WRITTEN EXERCISE:
All of the material should be reproduced exactly, with pictures left out.

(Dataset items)
** START **

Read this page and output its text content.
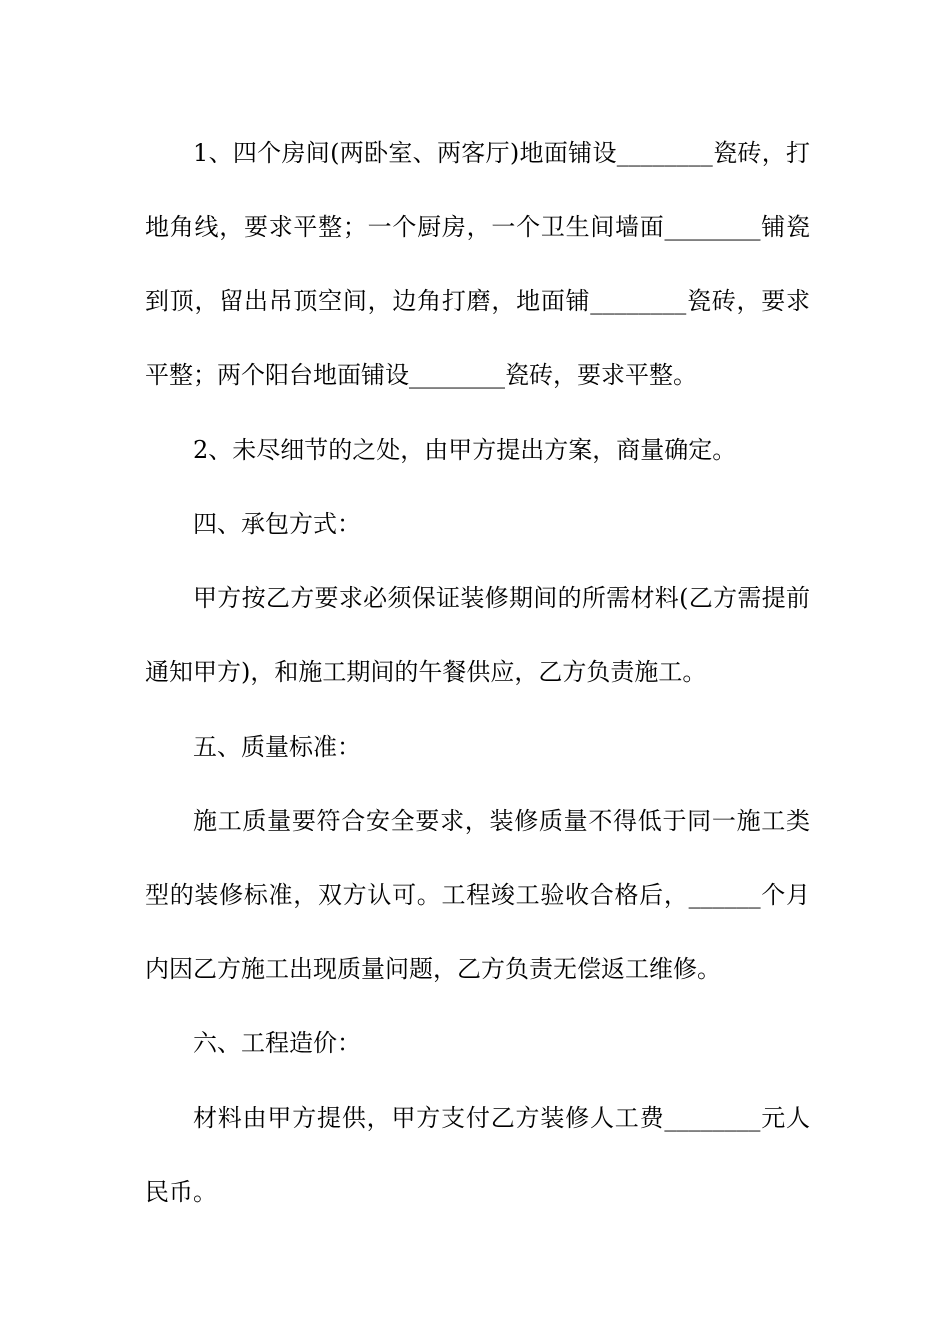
1、四个房间(两卧室、两客厅)地面铺设________瓷砖，打
地角线，要求平整；一个厨房，一个卫生间墙面________铺瓷
到顶，留出吊顶空间，边角打磨，地面铺________瓷砖，要求
平整；两个阳台地面铺设________瓷砖，要求平整。
2、未尽细节的之处，由甲方提出方案，商量确定。
四、承包方式：
甲方按乙方要求必须保证装修期间的所需材料(乙方需提前
通知甲方)，和施工期间的午餐供应，乙方负责施工。
五、质量标准：
施工质量要符合安全要求，装修质量不得低于同一施工类
型的装修标准，双方认可。工程竣工验收合格后，______个月
内因乙方施工出现质量问题，乙方负责无偿返工维修。
六、工程造价：
材料由甲方提供，甲方支付乙方装修人工费________元人
民币。
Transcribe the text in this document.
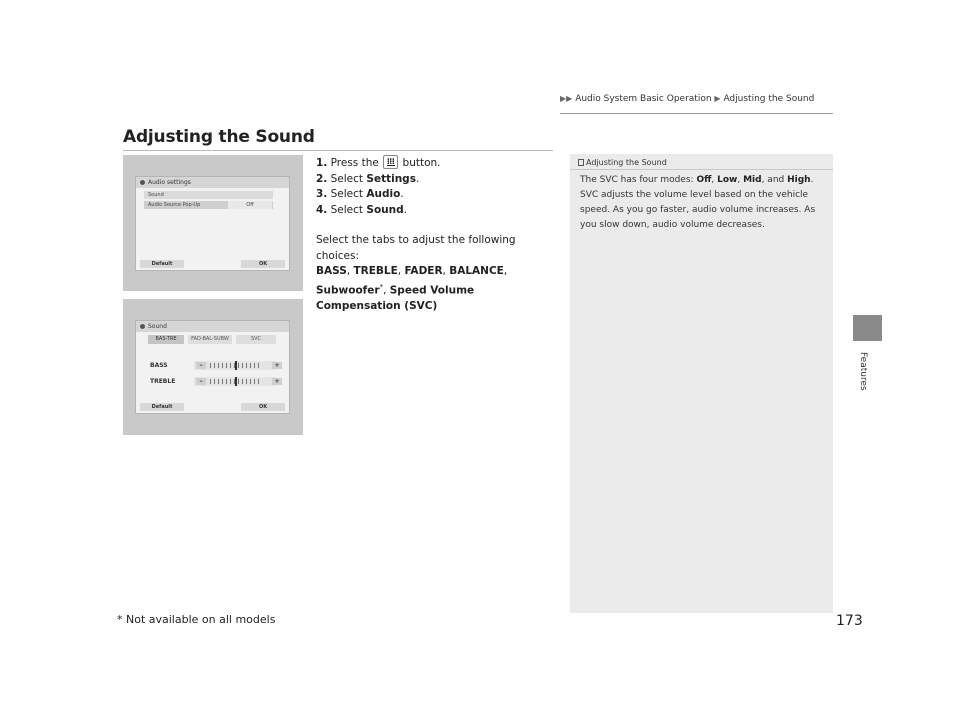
▶▶ Audio System Basic Operation ▶ Adjusting the Sound
Features
Adjusting the Sound
Audio settings
Sound
Audio Source Pop-Up	Off
Default	OK
Sound
BAS-TRE	FAD-BAL-SUBW	SVC
BASS	–	+
TREBLE	–	+
Default	OK
1. Press the button.
2. Select Settings.
3. Select Audio.
4. Select Sound.
Select the tabs to adjust the following choices:
BASS, TREBLE, FADER, BALANCE,
Subwoofer*, Speed Volume Compensation (SVC)
Adjusting the Sound
The SVC has four modes: Off, Low, Mid, and High.
SVC adjusts the volume level based on the vehicle speed. As you go faster, audio volume increases. As you slow down, audio volume decreases.
* Not available on all models	173
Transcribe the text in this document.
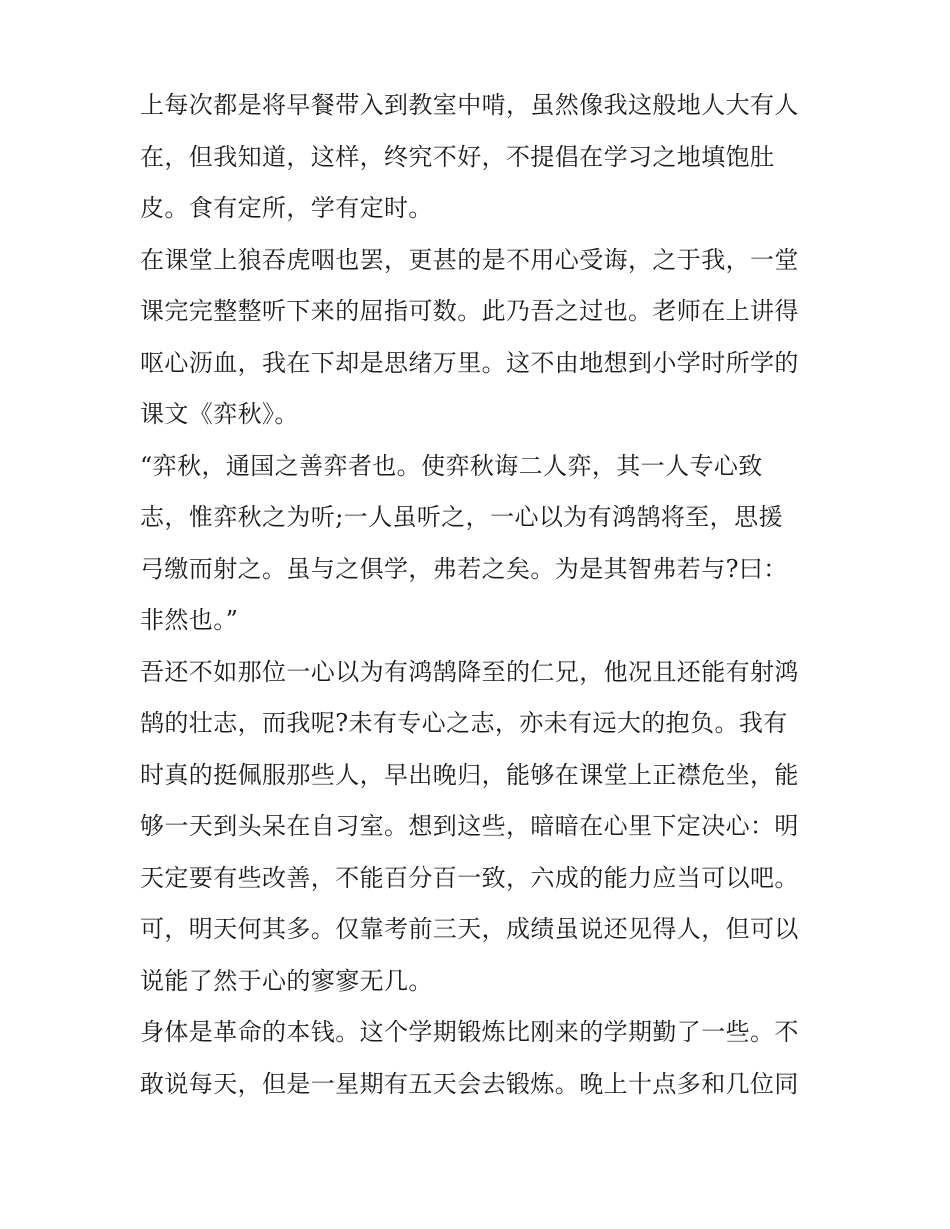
上每次都是将早餐带入到教室中啃，虽然像我这般地人大有人
在，但我知道，这样，终究不好，不提倡在学习之地填饱肚
皮。食有定所，学有定时。
在课堂上狼吞虎咽也罢，更甚的是不用心受诲，之于我，一堂
课完完整整听下来的屈指可数。此乃吾之过也。老师在上讲得
呕心沥血，我在下却是思绪万里。这不由地想到小学时所学的
课文《弈秋》。
“弈秋，通国之善弈者也。使弈秋诲二人弈，其一人专心致
志，惟弈秋之为听;一人虽听之，一心以为有鸿鹄将至，思援
弓缴而射之。虽与之俱学，弗若之矣。为是其智弗若与?曰：
非然也。”
吾还不如那位一心以为有鸿鹄降至的仁兄，他况且还能有射鸿
鹄的壮志，而我呢?未有专心之志，亦未有远大的抱负。我有
时真的挺佩服那些人，早出晚归，能够在课堂上正襟危坐，能
够一天到头呆在自习室。想到这些，暗暗在心里下定决心：明
天定要有些改善，不能百分百一致，六成的能力应当可以吧。
可，明天何其多。仅靠考前三天，成绩虽说还见得人，但可以
说能了然于心的寥寥无几。
身体是革命的本钱。这个学期锻炼比刚来的学期勤了一些。不
敢说每天，但是一星期有五天会去锻炼。晚上十点多和几位同
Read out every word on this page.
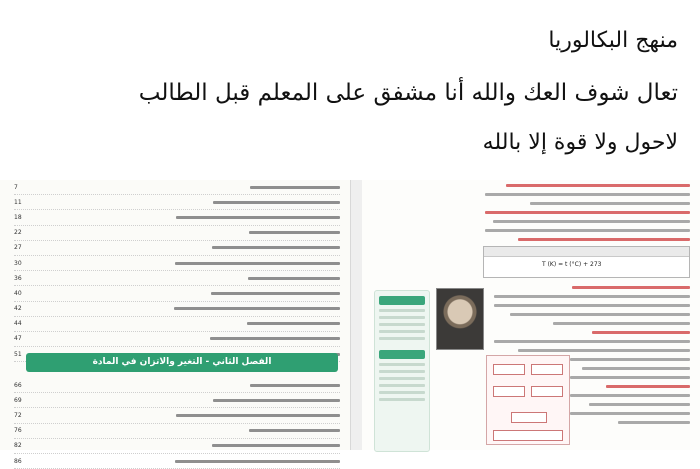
منهج البكالوريا
تعال شوف العك والله أنا مشفق على المعلم قبل الطالب
لاحول ولا قوة إلا بالله
7
11
18
22
27
30
36
40
42
44
47
51
الفصل الثاني - التغير والاتزان في المادة
66
69
72
76
82
86
T (K) = t (°C) + 273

** END **

ANSWER TO THIS EXERCISE:
Read this page and output its text content.
1、四个房间(两卧室、两客厅)地面铺设________瓷砖，打
地角线，要求平整；一个厨房，一个卫生间墙面________铺瓷
到顶，留出吊顶空间，边角打磨，地面铺________瓷砖，要求
平整；两个阳台地面铺设________瓷砖，要求平整。
2、未尽细节的之处，由甲方提出方案，商量确定。
四、承包方式：
甲方按乙方要求必须保证装修期间的所需材料(乙方需提前
通知甲方)，和施工期间的午餐供应，乙方负责施工。
五、质量标准：
施工质量要符合安全要求，装修质量不得低于同一施工类
型的装修标准，双方认可。工程竣工验收合格后，______个月
内因乙方施工出现质量问题，乙方负责无偿返工维修。
六、工程造价：
材料由甲方提供，甲方支付乙方装修人工费________元人
民币。
Transcribe the text in this document.
▶▶ Audio System Basic Operation ▶ Adjusting the Sound
Features
Adjusting the Sound
Audio settings
Sound
Audio Source Pop-Up	Off
Default	OK
Sound
BAS-TRE	FAD-BAL-SUBW	SVC
BASS	–	+
TREBLE	–	+
Default	OK
1. Press the button.
2. Select Settings.
3. Select Audio.
4. Select Sound.
Select the tabs to adjust the following choices:
BASS, TREBLE, FADER, BALANCE,
Subwoofer*, Speed Volume Compensation (SVC)
Adjusting the Sound
The SVC has four modes: Off, Low, Mid, and High.
SVC adjusts the volume level based on the vehicle speed. As you go faster, audio volume increases. As you slow down, audio volume decreases.
* Not available on all models	173
Transcribe the text in this document.
上每次都是将早餐带入到教室中啃，虽然像我这般地人大有人
在，但我知道，这样，终究不好，不提倡在学习之地填饱肚
皮。食有定所，学有定时。
在课堂上狼吞虎咽也罢，更甚的是不用心受诲，之于我，一堂
课完完整整听下来的屈指可数。此乃吾之过也。老师在上讲得
呕心沥血，我在下却是思绪万里。这不由地想到小学时所学的
课文《弈秋》。
“弈秋，通国之善弈者也。使弈秋诲二人弈，其一人专心致
志，惟弈秋之为听;一人虽听之，一心以为有鸿鹄将至，思援
弓缴而射之。虽与之俱学，弗若之矣。为是其智弗若与?曰：
非然也。”
吾还不如那位一心以为有鸿鹄降至的仁兄，他况且还能有射鸿
鹄的壮志，而我呢?未有专心之志，亦未有远大的抱负。我有
时真的挺佩服那些人，早出晚归，能够在课堂上正襟危坐，能
够一天到头呆在自习室。想到这些，暗暗在心里下定决心：明
天定要有些改善，不能百分百一致，六成的能力应当可以吧。
可，明天何其多。仅靠考前三天，成绩虽说还见得人，但可以
说能了然于心的寥寥无几。
身体是革命的本钱。这个学期锻炼比刚来的学期勤了一些。不
敢说每天，但是一星期有五天会去锻炼。晚上十点多和几位同
Read out every word on this page.
منهج البكالوريا
تعال شوف العك والله أنا مشفق على المعلم قبل الطالب
لاحول ولا قوة إلا بالله
7
11
18
22
27
30
36
40
42
44
47
51
الفصل الثاني - التغير والاتزان في المادة
66
69
72
76
82
86
T (K) = t (°C) + 273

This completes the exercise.